▶ [Raw data]

start

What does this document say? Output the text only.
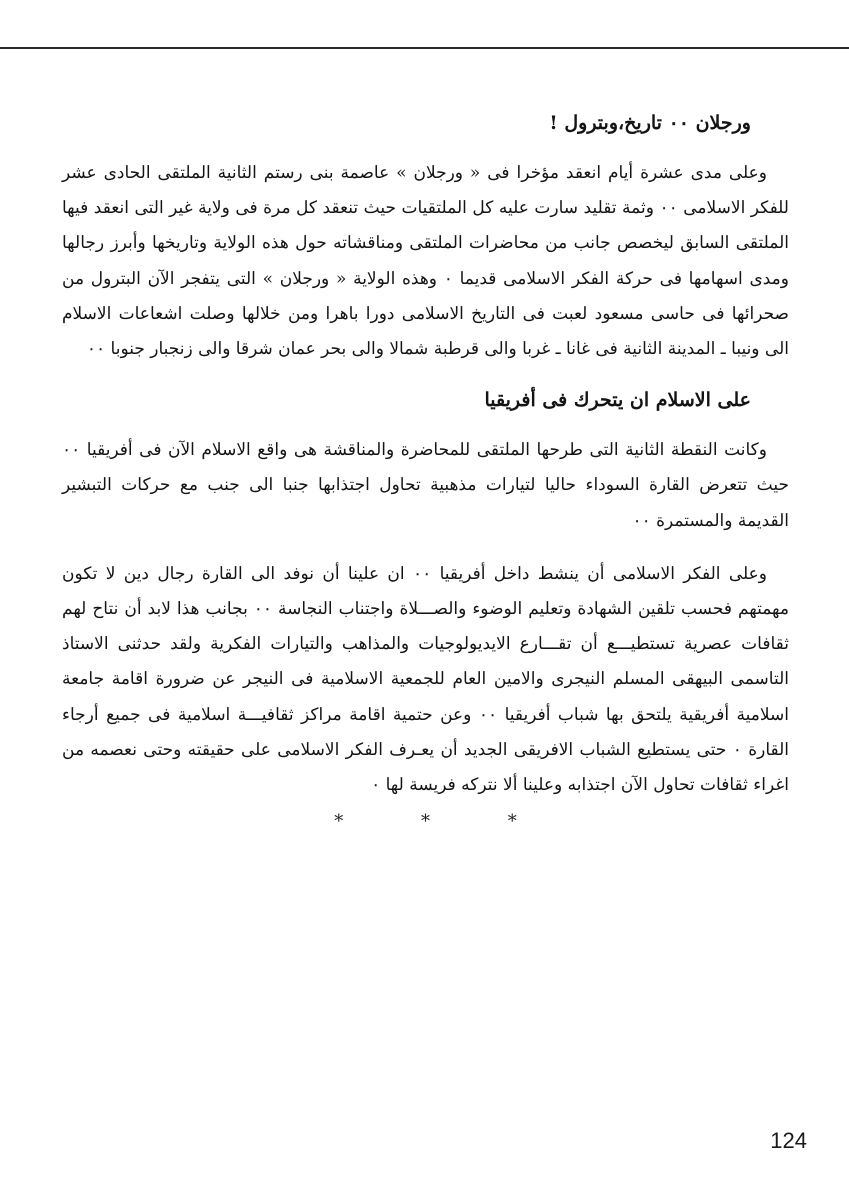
ورجلان ٠٠ تاريخ،وبترول !

وعلى مدى عشرة أيام انعقد مؤخرا فى « ورجلان » عاصمة بنى رستم الثانية الملتقى الحادى عشر للفكر الاسلامى ٠٠ وثمة تقليد سارت عليه كل الملتقيات حيث تنعقد كل مرة فى ولاية غير التى انعقد فيها الملتقى السابق ليخصص جانب من محاضرات الملتقى ومناقشاته حول هذه الولاية وتاريخها وأبرز رجالها ومدى اسهامها فى حركة الفكر الاسلامى قديما ٠ وهذه الولاية « ورجلان » التى يتفجر الآن البترول من صحرائها فى حاسى مسعود لعبت فى التاريخ الاسلامى دورا باهرا ومن خلالها وصلت اشعاعات الاسلام الى ونيبا ـ المدينة الثانية فى غانا ـ غربا والى قرطبة شمالا والى بحر عمان شرقا والى زنجبار جنوبا ٠٠

على الاسلام ان يتحرك فى أفريقيا

وكانت النقطة الثانية التى طرحها الملتقى للمحاضرة والمناقشة هى واقع الاسلام الآن فى أفريقيا ٠٠ حيث تتعرض القارة السوداء حاليا لتيارات مذهبية تحاول اجتذابها جنبا الى جنب مع حركات التبشير القديمة والمستمرة ٠٠

وعلى الفكر الاسلامى أن ينشط داخل أفريقيا ٠٠ ان علينا أن نوفد الى القارة رجال دين لا تكون مهمتهم فحسب تلقين الشهادة وتعليم الوضوء والصـــلاة واجتناب النجاسة ٠٠ بجانب هذا لابد أن نتاح لهم ثقافات عصرية تستطيـــع أن تقـــارع الايديولوجيات والمذاهب والتيارات الفكرية ولقد حدثنى الاستاذ التاسمى البيهقى المسلم النيجرى والامين العام للجمعية الاسلامية فى النيجر عن ضرورة اقامة جامعة اسلامية أفريقية يلتحق بها شباب أفريقيا ٠٠ وعن حتمية اقامة مراكز ثقافيـــة اسلامية فى جميع أرجاء القارة ٠ حتى يستطيع الشباب الافريقى الجديد أن يعـرف الفكر الاسلامى على حقيقته وحتى نعصمه من اغراء ثقافات تحاول الآن اجتذابه وعلينا ألا نتركه فريسة لها ٠

* * *
124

end

▶ [Instructions to follow] Every line is to be duplicated exactly, though pictures stay out.

▶ [Answer to the exercise]
What does this document say? Output the text only.
ورجلان ٠٠ تاريخ،وبترول !

وعلى مدى عشرة أيام انعقد مؤخرا فى « ورجلان » عاصمة بنى رستم الثانية الملتقى الحادى عشر للفكر الاسلامى ٠٠ وثمة تقليد سارت عليه كل الملتقيات حيث تنعقد كل مرة فى ولاية غير التى انعقد فيها الملتقى السابق ليخصص جانب من محاضرات الملتقى ومناقشاته حول هذه الولاية وتاريخها وأبرز رجالها ومدى اسهامها فى حركة الفكر الاسلامى قديما ٠ وهذه الولاية « ورجلان » التى يتفجر الآن البترول من صحرائها فى حاسى مسعود لعبت فى التاريخ الاسلامى دورا باهرا ومن خلالها وصلت اشعاعات الاسلام الى ونيبا ـ المدينة الثانية فى غانا ـ غربا والى قرطبة شمالا والى بحر عمان شرقا والى زنجبار جنوبا ٠٠

على الاسلام ان يتحرك فى أفريقيا

وكانت النقطة الثانية التى طرحها الملتقى للمحاضرة والمناقشة هى واقع الاسلام الآن فى أفريقيا ٠٠ حيث تتعرض القارة السوداء حاليا لتيارات مذهبية تحاول اجتذابها جنبا الى جنب مع حركات التبشير القديمة والمستمرة ٠٠

وعلى الفكر الاسلامى أن ينشط داخل أفريقيا ٠٠ ان علينا أن نوفد الى القارة رجال دين لا تكون مهمتهم فحسب تلقين الشهادة وتعليم الوضوء والصـــلاة واجتناب النجاسة ٠٠ بجانب هذا لابد أن نتاح لهم ثقافات عصرية تستطيـــع أن تقـــارع الايديولوجيات والمذاهب والتيارات الفكرية ولقد حدثنى الاستاذ التاسمى البيهقى المسلم النيجرى والامين العام للجمعية الاسلامية فى النيجر عن ضرورة اقامة جامعة اسلامية أفريقية يلتحق بها شباب أفريقيا ٠٠ وعن حتمية اقامة مراكز ثقافيـــة اسلامية فى جميع أرجاء القارة ٠ حتى يستطيع الشباب الافريقى الجديد أن يعـرف الفكر الاسلامى على حقيقته وحتى نعصمه من اغراء ثقافات تحاول الآن اجتذابه وعلينا ألا نتركه فريسة لها ٠

* * *
124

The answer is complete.